Your task is to tally the lines of the listing containing the word "blue" and report the figure alone.

## BEGIN PROVIDED INFORMATION

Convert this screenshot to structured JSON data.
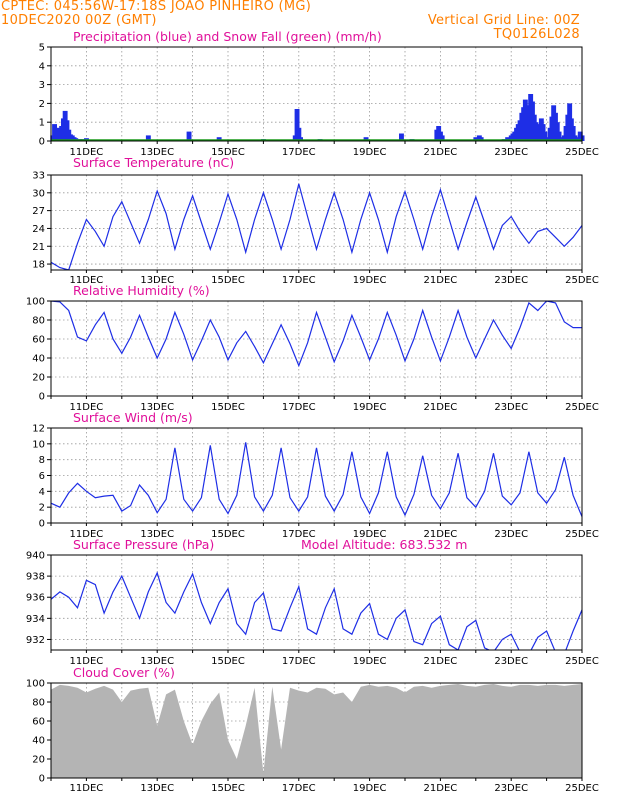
{
  "header": {
    "line1": "CPTEC:   045:56W-17:18S   JOAO PINHEIRO (MG)",
    "line2_left": "10DEC2020 00Z (GMT)",
    "line2_right": "Vertical Grid Line: 00Z",
    "line3_right": "TQ0126L028"
  },
  "colors": {
    "header": "#ff7f00",
    "title": "#e0109a",
    "series": "#1e2ee6",
    "snow": "#1a9a1a",
    "cloud": "#b4b4b4"
  },
  "x_axis": {
    "labels": [
      "11DEC",
      "13DEC",
      "15DEC",
      "17DEC",
      "19DEC",
      "21DEC",
      "23DEC",
      "25DEC"
    ]
  },
  "panels": {
    "precip": {
      "title": "Precipitation (blue) and Snow Fall (green) (mm/h)"
    },
    "temp": {
      "title": "Surface Temperature (nC)"
    },
    "rh": {
      "title": "Relative Humidity (%)"
    },
    "wind": {
      "title": "Surface Wind (m/s)"
    },
    "pres": {
      "title": "Surface Pressure (hPa)",
      "altitude": "Model Altitude: 683.532 m"
    },
    "cloud": {
      "title": "Cloud Cover (%)"
    }
  },
  "chart_data": [
    {
      "type": "bar",
      "title": "Precipitation (blue) and Snow Fall (green) (mm/h)",
      "x_unit": "days since 10DEC2020 00Z",
      "ylim": [
        0,
        5
      ],
      "yticks": [
        0,
        1,
        2,
        3,
        4,
        5
      ],
      "series": [
        {
          "name": "Precipitation",
          "points": [
            [
              0.05,
              0.3
            ],
            [
              0.1,
              0.9
            ],
            [
              0.15,
              0.6
            ],
            [
              0.2,
              0.7
            ],
            [
              0.25,
              0.5
            ],
            [
              0.3,
              0.8
            ],
            [
              0.35,
              1.2
            ],
            [
              0.4,
              1.6
            ],
            [
              0.45,
              1.1
            ],
            [
              0.5,
              0.6
            ],
            [
              0.55,
              0.35
            ],
            [
              0.6,
              0.3
            ],
            [
              0.65,
              0.2
            ],
            [
              0.7,
              0.15
            ],
            [
              0.8,
              0.1
            ],
            [
              0.9,
              0.1
            ],
            [
              1.0,
              0.15
            ],
            [
              2.75,
              0.3
            ],
            [
              3.9,
              0.5
            ],
            [
              4.75,
              0.2
            ],
            [
              6.0,
              0.1
            ],
            [
              6.9,
              0.3
            ],
            [
              6.95,
              1.7
            ],
            [
              7.0,
              0.7
            ],
            [
              7.05,
              0.2
            ],
            [
              7.6,
              0.1
            ],
            [
              8.9,
              0.2
            ],
            [
              9.9,
              0.4
            ],
            [
              10.2,
              0.1
            ],
            [
              10.9,
              0.6
            ],
            [
              10.95,
              0.8
            ],
            [
              11.0,
              0.5
            ],
            [
              11.05,
              0.3
            ],
            [
              12.0,
              0.2
            ],
            [
              12.1,
              0.3
            ],
            [
              12.15,
              0.2
            ],
            [
              12.8,
              0.1
            ],
            [
              12.9,
              0.2
            ],
            [
              13.0,
              0.3
            ],
            [
              13.05,
              0.4
            ],
            [
              13.1,
              0.5
            ],
            [
              13.15,
              0.7
            ],
            [
              13.2,
              0.9
            ],
            [
              13.25,
              1.1
            ],
            [
              13.3,
              1.5
            ],
            [
              13.35,
              1.8
            ],
            [
              13.4,
              2.2
            ],
            [
              13.45,
              1.9
            ],
            [
              13.5,
              1.3
            ],
            [
              13.55,
              2.5
            ],
            [
              13.6,
              2.1
            ],
            [
              13.65,
              1.4
            ],
            [
              13.7,
              1.0
            ],
            [
              13.75,
              0.6
            ],
            [
              13.8,
              0.9
            ],
            [
              13.85,
              1.2
            ],
            [
              13.9,
              0.9
            ],
            [
              13.95,
              0.5
            ],
            [
              14.0,
              0.2
            ],
            [
              14.1,
              0.7
            ],
            [
              14.15,
              1.3
            ],
            [
              14.2,
              1.9
            ],
            [
              14.25,
              1.5
            ],
            [
              14.3,
              1.0
            ],
            [
              14.35,
              0.5
            ],
            [
              14.4,
              0.2
            ],
            [
              14.5,
              0.3
            ],
            [
              14.55,
              0.8
            ],
            [
              14.6,
              1.4
            ],
            [
              14.65,
              2.0
            ],
            [
              14.7,
              1.2
            ],
            [
              14.75,
              0.8
            ],
            [
              14.8,
              0.3
            ],
            [
              14.9,
              0.2
            ],
            [
              14.95,
              0.5
            ],
            [
              15.0,
              0.3
            ]
          ]
        },
        {
          "name": "Snow Fall",
          "points": []
        }
      ]
    },
    {
      "type": "line",
      "title": "Surface Temperature (nC)",
      "ylim": [
        17,
        33
      ],
      "yticks": [
        18,
        21,
        24,
        27,
        30,
        33
      ],
      "x": [
        0,
        0.25,
        0.5,
        0.75,
        1,
        1.25,
        1.5,
        1.75,
        2,
        2.25,
        2.5,
        2.75,
        3,
        3.25,
        3.5,
        3.75,
        4,
        4.25,
        4.5,
        4.75,
        5,
        5.25,
        5.5,
        5.75,
        6,
        6.25,
        6.5,
        6.75,
        7,
        7.25,
        7.5,
        7.75,
        8,
        8.25,
        8.5,
        8.75,
        9,
        9.25,
        9.5,
        9.75,
        10,
        10.25,
        10.5,
        10.75,
        11,
        11.25,
        11.5,
        11.75,
        12,
        12.25,
        12.5,
        12.75,
        13,
        13.25,
        13.5,
        13.75,
        14,
        14.25,
        14.5,
        14.75,
        15
      ],
      "series": [
        {
          "values": [
            18.3,
            17.4,
            17,
            21.5,
            25.5,
            23.5,
            21,
            26,
            28.5,
            25,
            21.5,
            25.5,
            30.3,
            26.5,
            20.5,
            25.5,
            29.5,
            25,
            20.5,
            25,
            29.8,
            25.5,
            20,
            25.5,
            30,
            25.5,
            20.5,
            25.5,
            31.5,
            26,
            20.5,
            25.5,
            30,
            25.5,
            20,
            25.5,
            30,
            25.5,
            20,
            26,
            30.2,
            25.5,
            20.5,
            26,
            30.5,
            25.5,
            20.5,
            25,
            29.3,
            25,
            20.5,
            24.5,
            26,
            23.5,
            21.5,
            23.5,
            24,
            22.5,
            21,
            22.5,
            24.5
          ]
        }
      ]
    },
    {
      "type": "line",
      "title": "Relative Humidity (%)",
      "ylim": [
        0,
        100
      ],
      "yticks": [
        0,
        20,
        40,
        60,
        80,
        100
      ],
      "x": [
        0,
        0.25,
        0.5,
        0.75,
        1,
        1.25,
        1.5,
        1.75,
        2,
        2.25,
        2.5,
        2.75,
        3,
        3.25,
        3.5,
        3.75,
        4,
        4.25,
        4.5,
        4.75,
        5,
        5.25,
        5.5,
        5.75,
        6,
        6.25,
        6.5,
        6.75,
        7,
        7.25,
        7.5,
        7.75,
        8,
        8.25,
        8.5,
        8.75,
        9,
        9.25,
        9.5,
        9.75,
        10,
        10.25,
        10.5,
        10.75,
        11,
        11.25,
        11.5,
        11.75,
        12,
        12.25,
        12.5,
        12.75,
        13,
        13.25,
        13.5,
        13.75,
        14,
        14.25,
        14.5,
        14.75,
        15
      ],
      "series": [
        {
          "values": [
            100,
            99,
            90,
            62,
            58,
            75,
            88,
            60,
            45,
            62,
            85,
            62,
            40,
            60,
            88,
            65,
            38,
            58,
            80,
            62,
            38,
            56,
            68,
            52,
            35,
            55,
            75,
            55,
            32,
            56,
            88,
            62,
            36,
            58,
            85,
            62,
            38,
            60,
            88,
            64,
            37,
            60,
            90,
            62,
            37,
            62,
            90,
            62,
            40,
            60,
            80,
            64,
            50,
            72,
            98,
            90,
            100,
            98,
            78,
            72,
            72
          ]
        }
      ]
    },
    {
      "type": "line",
      "title": "Surface Wind (m/s)",
      "ylim": [
        0,
        12
      ],
      "yticks": [
        0,
        2,
        4,
        6,
        8,
        10,
        12
      ],
      "x": [
        0,
        0.25,
        0.5,
        0.75,
        1,
        1.25,
        1.5,
        1.75,
        2,
        2.25,
        2.5,
        2.75,
        3,
        3.25,
        3.5,
        3.75,
        4,
        4.25,
        4.5,
        4.75,
        5,
        5.25,
        5.5,
        5.75,
        6,
        6.25,
        6.5,
        6.75,
        7,
        7.25,
        7.5,
        7.75,
        8,
        8.25,
        8.5,
        8.75,
        9,
        9.25,
        9.5,
        9.75,
        10,
        10.25,
        10.5,
        10.75,
        11,
        11.25,
        11.5,
        11.75,
        12,
        12.25,
        12.5,
        12.75,
        13,
        13.25,
        13.5,
        13.75,
        14,
        14.25,
        14.5,
        14.75,
        15
      ],
      "series": [
        {
          "values": [
            2.5,
            2,
            3.8,
            5,
            4,
            3.2,
            3.4,
            3.5,
            1.5,
            2.2,
            4.8,
            3.5,
            1.3,
            3,
            9.5,
            3,
            1.5,
            3.2,
            9.8,
            3,
            1.2,
            3.5,
            10.2,
            3.3,
            1.5,
            3.5,
            9.5,
            3.2,
            1.5,
            3.3,
            9.5,
            3.4,
            1.5,
            3.6,
            9,
            3.3,
            1.2,
            3.8,
            9,
            3.3,
            1,
            3.6,
            8.5,
            3.5,
            1.8,
            3.8,
            8.8,
            3.2,
            2,
            4,
            8.8,
            3.4,
            2.3,
            3.8,
            9,
            3.8,
            2.5,
            4.2,
            8.3,
            3.5,
            0.8
          ]
        }
      ]
    },
    {
      "type": "line",
      "title": "Surface Pressure (hPa)",
      "ylim": [
        931,
        940
      ],
      "yticks": [
        932,
        934,
        936,
        938,
        940
      ],
      "x": [
        0,
        0.25,
        0.5,
        0.75,
        1,
        1.25,
        1.5,
        1.75,
        2,
        2.25,
        2.5,
        2.75,
        3,
        3.25,
        3.5,
        3.75,
        4,
        4.25,
        4.5,
        4.75,
        5,
        5.25,
        5.5,
        5.75,
        6,
        6.25,
        6.5,
        6.75,
        7,
        7.25,
        7.5,
        7.75,
        8,
        8.25,
        8.5,
        8.75,
        9,
        9.25,
        9.5,
        9.75,
        10,
        10.25,
        10.5,
        10.75,
        11,
        11.25,
        11.5,
        11.75,
        12,
        12.25,
        12.5,
        12.75,
        13,
        13.25,
        13.5,
        13.75,
        14,
        14.25,
        14.5,
        14.75,
        15
      ],
      "series": [
        {
          "values": [
            935.8,
            936.5,
            936,
            935,
            937.6,
            937.2,
            934.5,
            936.5,
            938,
            936,
            934,
            936.5,
            938.3,
            935.5,
            934.5,
            936.5,
            938.2,
            935.5,
            933.5,
            935.5,
            936.8,
            933.5,
            932.5,
            935.5,
            936.4,
            933,
            932.8,
            935,
            937,
            933,
            932.5,
            935,
            936.8,
            933,
            932.5,
            934.5,
            935.4,
            932.5,
            932,
            934,
            934.8,
            931.8,
            931.5,
            933.5,
            934.2,
            931.5,
            931,
            933.2,
            933.8,
            931.2,
            930.8,
            932,
            932.5,
            930.8,
            930.6,
            932.2,
            932.8,
            930.8,
            930.6,
            932.8,
            934.8
          ]
        }
      ]
    },
    {
      "type": "area",
      "title": "Cloud Cover (%)",
      "ylim": [
        0,
        100
      ],
      "yticks": [
        0,
        20,
        40,
        60,
        80,
        100
      ],
      "x": [
        0,
        0.25,
        0.5,
        0.75,
        1,
        1.25,
        1.5,
        1.75,
        2,
        2.25,
        2.5,
        2.75,
        3,
        3.25,
        3.5,
        3.75,
        4,
        4.25,
        4.5,
        4.75,
        5,
        5.25,
        5.5,
        5.75,
        6,
        6.25,
        6.5,
        6.75,
        7,
        7.25,
        7.5,
        7.75,
        8,
        8.25,
        8.5,
        8.75,
        9,
        9.25,
        9.5,
        9.75,
        10,
        10.25,
        10.5,
        10.75,
        11,
        11.25,
        11.5,
        11.75,
        12,
        12.25,
        12.5,
        12.75,
        13,
        13.25,
        13.5,
        13.75,
        14,
        14.25,
        14.5,
        14.75,
        15
      ],
      "series": [
        {
          "values": [
            93,
            98,
            97,
            95,
            90,
            94,
            97,
            93,
            80,
            92,
            94,
            95,
            55,
            88,
            93,
            60,
            35,
            60,
            78,
            90,
            40,
            20,
            55,
            95,
            5,
            96,
            30,
            95,
            92,
            90,
            95,
            94,
            88,
            90,
            80,
            96,
            98,
            96,
            97,
            95,
            90,
            96,
            97,
            95,
            97,
            98,
            99,
            97,
            96,
            98,
            99,
            97,
            96,
            98,
            98,
            97,
            98,
            98,
            97,
            98,
            99
          ]
        }
      ]
    }
  ]
}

## END PROVIDED INFORMATION

_FINISHED ANSWER:_
2